→ **Task instructions**
Reproduce the listing word for word, leaving every picture behind.

Start

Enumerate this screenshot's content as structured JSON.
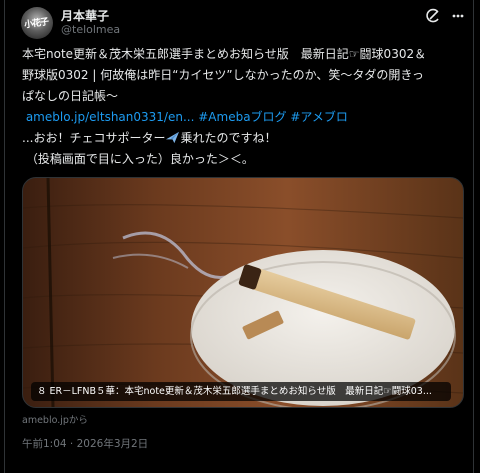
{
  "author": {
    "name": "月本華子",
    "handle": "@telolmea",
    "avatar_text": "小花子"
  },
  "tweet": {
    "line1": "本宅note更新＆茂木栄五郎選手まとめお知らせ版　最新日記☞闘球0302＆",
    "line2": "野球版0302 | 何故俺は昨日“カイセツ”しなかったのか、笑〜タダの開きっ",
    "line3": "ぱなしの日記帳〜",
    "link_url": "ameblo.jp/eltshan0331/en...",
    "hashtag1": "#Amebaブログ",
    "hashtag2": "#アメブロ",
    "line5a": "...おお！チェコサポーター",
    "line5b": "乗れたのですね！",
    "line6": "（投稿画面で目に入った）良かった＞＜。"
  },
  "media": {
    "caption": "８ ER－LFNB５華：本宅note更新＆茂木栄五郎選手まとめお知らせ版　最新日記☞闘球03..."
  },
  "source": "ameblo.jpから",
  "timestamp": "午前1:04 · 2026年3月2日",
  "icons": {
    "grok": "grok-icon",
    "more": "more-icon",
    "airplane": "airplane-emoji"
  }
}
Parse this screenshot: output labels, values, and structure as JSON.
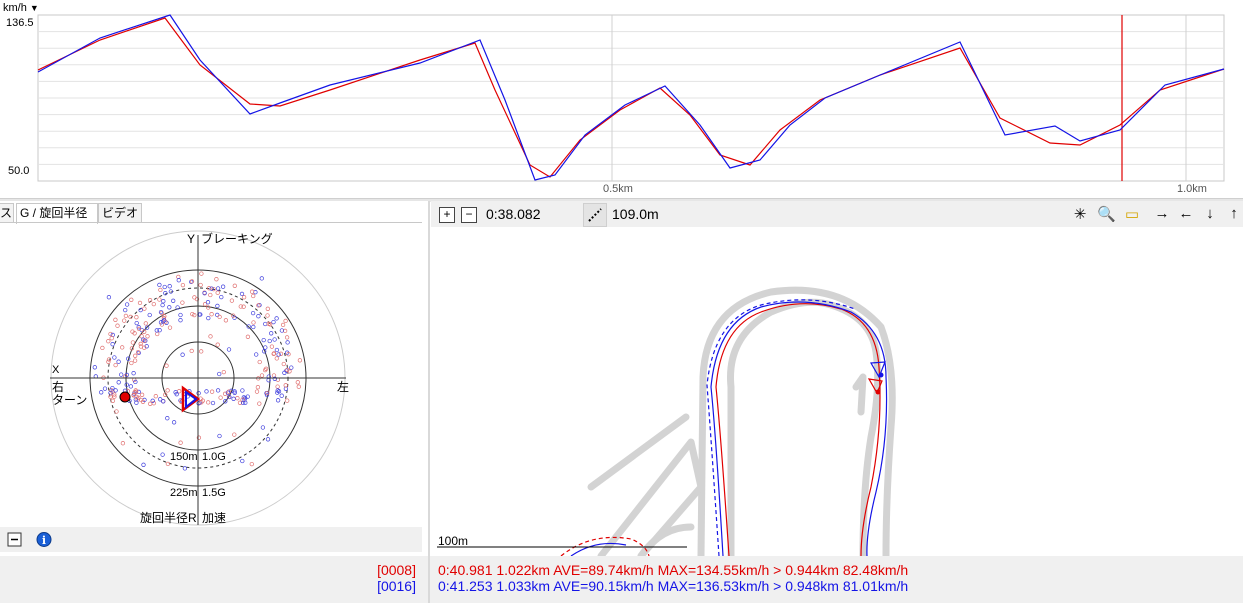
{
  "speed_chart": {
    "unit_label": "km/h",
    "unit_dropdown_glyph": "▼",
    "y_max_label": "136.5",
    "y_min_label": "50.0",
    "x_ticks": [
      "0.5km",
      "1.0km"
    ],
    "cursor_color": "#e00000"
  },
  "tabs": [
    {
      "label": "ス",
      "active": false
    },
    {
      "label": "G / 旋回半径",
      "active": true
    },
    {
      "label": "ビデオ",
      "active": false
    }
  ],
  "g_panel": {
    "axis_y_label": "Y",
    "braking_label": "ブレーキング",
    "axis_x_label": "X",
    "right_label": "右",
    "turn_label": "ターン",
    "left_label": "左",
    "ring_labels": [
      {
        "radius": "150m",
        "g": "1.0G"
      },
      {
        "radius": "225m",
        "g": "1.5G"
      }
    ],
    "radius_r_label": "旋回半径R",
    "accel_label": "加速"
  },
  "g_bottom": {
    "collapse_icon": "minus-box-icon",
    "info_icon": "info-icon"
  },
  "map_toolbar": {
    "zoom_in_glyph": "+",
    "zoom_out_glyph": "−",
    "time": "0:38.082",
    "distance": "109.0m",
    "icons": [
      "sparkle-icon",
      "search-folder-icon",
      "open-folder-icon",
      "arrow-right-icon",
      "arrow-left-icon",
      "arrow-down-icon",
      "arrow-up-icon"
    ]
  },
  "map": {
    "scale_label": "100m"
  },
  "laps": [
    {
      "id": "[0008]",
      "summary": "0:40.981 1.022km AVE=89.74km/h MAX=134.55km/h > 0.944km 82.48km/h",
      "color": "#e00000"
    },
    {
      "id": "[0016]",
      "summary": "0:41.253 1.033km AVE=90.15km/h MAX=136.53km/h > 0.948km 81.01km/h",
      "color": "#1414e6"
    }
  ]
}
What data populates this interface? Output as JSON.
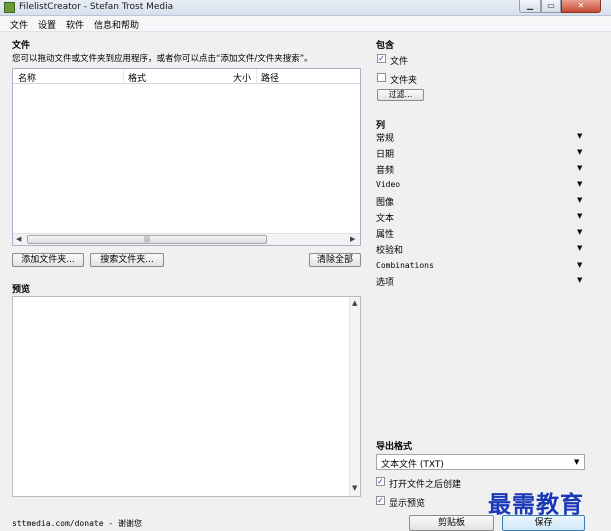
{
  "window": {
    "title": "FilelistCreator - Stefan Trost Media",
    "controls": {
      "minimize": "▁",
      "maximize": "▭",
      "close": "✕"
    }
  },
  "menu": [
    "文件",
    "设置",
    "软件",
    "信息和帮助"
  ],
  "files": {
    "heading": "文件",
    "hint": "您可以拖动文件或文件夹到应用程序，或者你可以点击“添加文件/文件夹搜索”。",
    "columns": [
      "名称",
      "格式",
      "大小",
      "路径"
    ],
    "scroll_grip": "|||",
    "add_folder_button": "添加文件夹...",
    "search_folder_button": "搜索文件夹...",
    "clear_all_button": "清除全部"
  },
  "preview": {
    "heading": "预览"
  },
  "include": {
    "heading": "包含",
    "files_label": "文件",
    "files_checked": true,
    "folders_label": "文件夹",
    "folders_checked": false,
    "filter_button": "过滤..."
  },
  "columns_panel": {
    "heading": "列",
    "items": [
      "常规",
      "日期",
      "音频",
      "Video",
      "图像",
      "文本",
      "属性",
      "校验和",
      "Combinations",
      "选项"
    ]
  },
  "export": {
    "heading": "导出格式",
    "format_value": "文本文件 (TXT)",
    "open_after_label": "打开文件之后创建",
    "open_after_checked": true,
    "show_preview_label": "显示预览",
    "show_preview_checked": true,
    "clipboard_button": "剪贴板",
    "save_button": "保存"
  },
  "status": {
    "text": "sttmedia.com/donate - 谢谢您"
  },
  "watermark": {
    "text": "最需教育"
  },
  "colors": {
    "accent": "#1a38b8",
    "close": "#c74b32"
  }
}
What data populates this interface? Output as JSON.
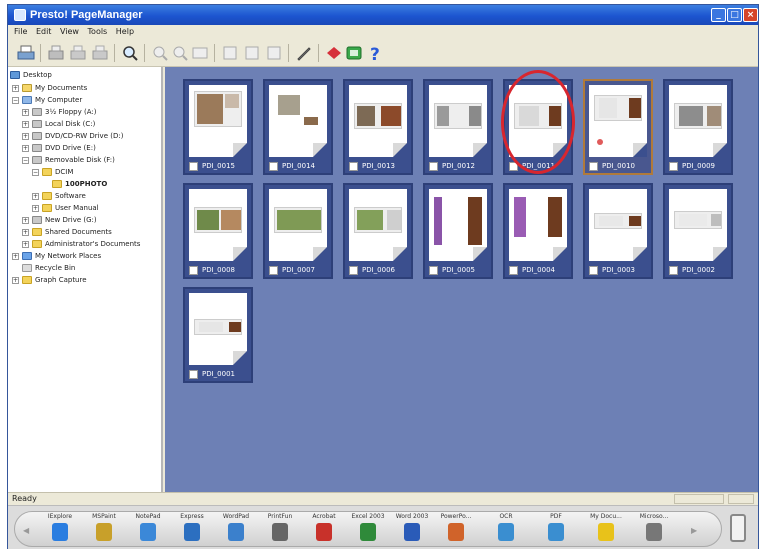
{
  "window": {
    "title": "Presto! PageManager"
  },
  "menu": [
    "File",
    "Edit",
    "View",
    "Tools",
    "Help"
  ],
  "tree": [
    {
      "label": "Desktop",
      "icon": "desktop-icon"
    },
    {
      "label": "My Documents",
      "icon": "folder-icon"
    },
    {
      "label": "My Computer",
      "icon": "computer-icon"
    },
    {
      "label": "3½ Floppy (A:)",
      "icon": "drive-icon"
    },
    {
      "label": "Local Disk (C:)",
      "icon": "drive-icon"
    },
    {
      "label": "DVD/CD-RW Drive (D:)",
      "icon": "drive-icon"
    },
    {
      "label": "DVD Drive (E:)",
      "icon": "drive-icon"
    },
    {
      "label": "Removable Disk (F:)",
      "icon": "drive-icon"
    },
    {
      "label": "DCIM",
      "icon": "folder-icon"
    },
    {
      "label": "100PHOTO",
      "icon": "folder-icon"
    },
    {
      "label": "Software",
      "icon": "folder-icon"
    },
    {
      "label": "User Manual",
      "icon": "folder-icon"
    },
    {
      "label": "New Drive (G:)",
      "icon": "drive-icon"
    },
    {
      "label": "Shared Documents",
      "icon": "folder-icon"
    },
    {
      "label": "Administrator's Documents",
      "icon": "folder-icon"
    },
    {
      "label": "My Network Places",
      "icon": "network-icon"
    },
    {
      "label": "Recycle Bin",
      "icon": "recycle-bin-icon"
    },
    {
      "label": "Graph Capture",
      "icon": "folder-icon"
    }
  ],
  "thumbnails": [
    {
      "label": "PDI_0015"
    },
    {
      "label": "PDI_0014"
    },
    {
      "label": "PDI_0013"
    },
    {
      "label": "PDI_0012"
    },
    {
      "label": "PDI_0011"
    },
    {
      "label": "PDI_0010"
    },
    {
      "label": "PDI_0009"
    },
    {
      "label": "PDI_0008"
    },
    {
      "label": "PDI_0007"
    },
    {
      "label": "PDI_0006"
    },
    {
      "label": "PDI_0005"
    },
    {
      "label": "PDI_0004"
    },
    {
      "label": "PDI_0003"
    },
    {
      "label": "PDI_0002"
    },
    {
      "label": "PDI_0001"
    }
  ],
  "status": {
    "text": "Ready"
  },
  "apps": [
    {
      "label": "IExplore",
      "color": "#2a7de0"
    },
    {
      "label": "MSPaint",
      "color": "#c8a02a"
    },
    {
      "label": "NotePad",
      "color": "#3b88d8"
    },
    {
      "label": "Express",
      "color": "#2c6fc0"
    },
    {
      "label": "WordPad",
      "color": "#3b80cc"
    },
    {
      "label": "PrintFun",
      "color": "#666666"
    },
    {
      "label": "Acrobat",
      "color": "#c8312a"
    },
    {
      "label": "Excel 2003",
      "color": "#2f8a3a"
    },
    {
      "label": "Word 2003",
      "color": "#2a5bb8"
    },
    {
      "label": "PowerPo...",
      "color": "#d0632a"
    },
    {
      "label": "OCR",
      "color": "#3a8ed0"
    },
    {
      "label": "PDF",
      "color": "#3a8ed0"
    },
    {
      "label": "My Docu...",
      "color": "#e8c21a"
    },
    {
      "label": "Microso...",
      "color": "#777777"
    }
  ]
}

End

→ **Complete output**
Enumerate this screenshot's content as structured JSON.
{
  "author": {
    "name": "月本華子",
    "handle": "@telolmea",
    "avatar_text": "小花子"
  },
  "tweet": {
    "line1": "本宅note更新＆茂木栄五郎選手まとめお知らせ版　最新日記☞闘球0302＆",
    "line2": "野球版0302 | 何故俺は昨日“カイセツ”しなかったのか、笑〜タダの開きっ",
    "line3": "ぱなしの日記帳〜",
    "link_url": "ameblo.jp/eltshan0331/en...",
    "hashtag1": "#Amebaブログ",
    "hashtag2": "#アメブロ",
    "line5a": "...おお！チェコサポーター",
    "line5b": "乗れたのですね！",
    "line6": "（投稿画面で目に入った）良かった＞＜。"
  },
  "media": {
    "caption": "８ ER－LFNB５華：本宅note更新＆茂木栄五郎選手まとめお知らせ版　最新日記☞闘球03..."
  },
  "source": "ameblo.jpから",
  "timestamp": "午前1:04 · 2026年3月2日",
  "icons": {
    "grok": "grok-icon",
    "more": "more-icon",
    "airplane": "airplane-emoji"
  }
}
Parse this screenshot: output labels, values, and structure as JSON.
{
  "speed_chart": {
    "unit_label": "km/h",
    "unit_dropdown_glyph": "▼",
    "y_max_label": "136.5",
    "y_min_label": "50.0",
    "x_ticks": [
      "0.5km",
      "1.0km"
    ],
    "cursor_color": "#e00000"
  },
  "tabs": [
    {
      "label": "ス",
      "active": false
    },
    {
      "label": "G / 旋回半径",
      "active": true
    },
    {
      "label": "ビデオ",
      "active": false
    }
  ],
  "g_panel": {
    "axis_y_label": "Y",
    "braking_label": "ブレーキング",
    "axis_x_label": "X",
    "right_label": "右",
    "turn_label": "ターン",
    "left_label": "左",
    "ring_labels": [
      {
        "radius": "150m",
        "g": "1.0G"
      },
      {
        "radius": "225m",
        "g": "1.5G"
      }
    ],
    "radius_r_label": "旋回半径R",
    "accel_label": "加速"
  },
  "g_bottom": {
    "collapse_icon": "minus-box-icon",
    "info_icon": "info-icon"
  },
  "map_toolbar": {
    "zoom_in_glyph": "+",
    "zoom_out_glyph": "−",
    "time": "0:38.082",
    "distance": "109.0m",
    "icons": [
      "sparkle-icon",
      "search-folder-icon",
      "open-folder-icon",
      "arrow-right-icon",
      "arrow-left-icon",
      "arrow-down-icon",
      "arrow-up-icon"
    ]
  },
  "map": {
    "scale_label": "100m"
  },
  "laps": [
    {
      "id": "[0008]",
      "summary": "0:40.981 1.022km AVE=89.74km/h MAX=134.55km/h > 0.944km 82.48km/h",
      "color": "#e00000"
    },
    {
      "id": "[0016]",
      "summary": "0:41.253 1.033km AVE=90.15km/h MAX=136.53km/h > 0.948km 81.01km/h",
      "color": "#1414e6"
    }
  ]
}
What data populates this interface? Output as JSON.
{
  "window": {
    "title": "FilelistCreator - Stefan Trost Media",
    "controls": {
      "minimize": "▁",
      "maximize": "▭",
      "close": "✕"
    }
  },
  "menu": [
    "文件",
    "设置",
    "软件",
    "信息和帮助"
  ],
  "files": {
    "heading": "文件",
    "hint": "您可以拖动文件或文件夹到应用程序，或者你可以点击“添加文件/文件夹搜索”。",
    "columns": [
      "名称",
      "格式",
      "大小",
      "路径"
    ],
    "scroll_grip": "|||",
    "add_folder_button": "添加文件夹...",
    "search_folder_button": "搜索文件夹...",
    "clear_all_button": "清除全部"
  },
  "preview": {
    "heading": "预览"
  },
  "include": {
    "heading": "包含",
    "files_label": "文件",
    "files_checked": true,
    "folders_label": "文件夹",
    "folders_checked": false,
    "filter_button": "过滤..."
  },
  "columns_panel": {
    "heading": "列",
    "items": [
      "常规",
      "日期",
      "音频",
      "Video",
      "图像",
      "文本",
      "属性",
      "校验和",
      "Combinations",
      "选项"
    ]
  },
  "export": {
    "heading": "导出格式",
    "format_value": "文本文件 (TXT)",
    "open_after_label": "打开文件之后创建",
    "open_after_checked": true,
    "show_preview_label": "显示预览",
    "show_preview_checked": true,
    "clipboard_button": "剪贴板",
    "save_button": "保存"
  },
  "status": {
    "text": "sttmedia.com/donate - 谢谢您"
  },
  "watermark": {
    "text": "最需教育"
  },
  "colors": {
    "accent": "#1a38b8",
    "close": "#c74b32"
  }
}
What data populates this interface? Output as JSON.
{
  "window": {
    "title": "Presto! PageManager"
  },
  "menu": [
    "File",
    "Edit",
    "View",
    "Tools",
    "Help"
  ],
  "tree": [
    {
      "label": "Desktop",
      "icon": "desktop-icon"
    },
    {
      "label": "My Documents",
      "icon": "folder-icon"
    },
    {
      "label": "My Computer",
      "icon": "computer-icon"
    },
    {
      "label": "3½ Floppy (A:)",
      "icon": "drive-icon"
    },
    {
      "label": "Local Disk (C:)",
      "icon": "drive-icon"
    },
    {
      "label": "DVD/CD-RW Drive (D:)",
      "icon": "drive-icon"
    },
    {
      "label": "DVD Drive (E:)",
      "icon": "drive-icon"
    },
    {
      "label": "Removable Disk (F:)",
      "icon": "drive-icon"
    },
    {
      "label": "DCIM",
      "icon": "folder-icon"
    },
    {
      "label": "100PHOTO",
      "icon": "folder-icon"
    },
    {
      "label": "Software",
      "icon": "folder-icon"
    },
    {
      "label": "User Manual",
      "icon": "folder-icon"
    },
    {
      "label": "New Drive (G:)",
      "icon": "drive-icon"
    },
    {
      "label": "Shared Documents",
      "icon": "folder-icon"
    },
    {
      "label": "Administrator's Documents",
      "icon": "folder-icon"
    },
    {
      "label": "My Network Places",
      "icon": "network-icon"
    },
    {
      "label": "Recycle Bin",
      "icon": "recycle-bin-icon"
    },
    {
      "label": "Graph Capture",
      "icon": "folder-icon"
    }
  ],
  "thumbnails": [
    {
      "label": "PDI_0015"
    },
    {
      "label": "PDI_0014"
    },
    {
      "label": "PDI_0013"
    },
    {
      "label": "PDI_0012"
    },
    {
      "label": "PDI_0011"
    },
    {
      "label": "PDI_0010"
    },
    {
      "label": "PDI_0009"
    },
    {
      "label": "PDI_0008"
    },
    {
      "label": "PDI_0007"
    },
    {
      "label": "PDI_0006"
    },
    {
      "label": "PDI_0005"
    },
    {
      "label": "PDI_0004"
    },
    {
      "label": "PDI_0003"
    },
    {
      "label": "PDI_0002"
    },
    {
      "label": "PDI_0001"
    }
  ],
  "status": {
    "text": "Ready"
  },
  "apps": [
    {
      "label": "IExplore",
      "color": "#2a7de0"
    },
    {
      "label": "MSPaint",
      "color": "#c8a02a"
    },
    {
      "label": "NotePad",
      "color": "#3b88d8"
    },
    {
      "label": "Express",
      "color": "#2c6fc0"
    },
    {
      "label": "WordPad",
      "color": "#3b80cc"
    },
    {
      "label": "PrintFun",
      "color": "#666666"
    },
    {
      "label": "Acrobat",
      "color": "#c8312a"
    },
    {
      "label": "Excel 2003",
      "color": "#2f8a3a"
    },
    {
      "label": "Word 2003",
      "color": "#2a5bb8"
    },
    {
      "label": "PowerPo...",
      "color": "#d0632a"
    },
    {
      "label": "OCR",
      "color": "#3a8ed0"
    },
    {
      "label": "PDF",
      "color": "#3a8ed0"
    },
    {
      "label": "My Docu...",
      "color": "#e8c21a"
    },
    {
      "label": "Microso...",
      "color": "#777777"
    }
  ]
}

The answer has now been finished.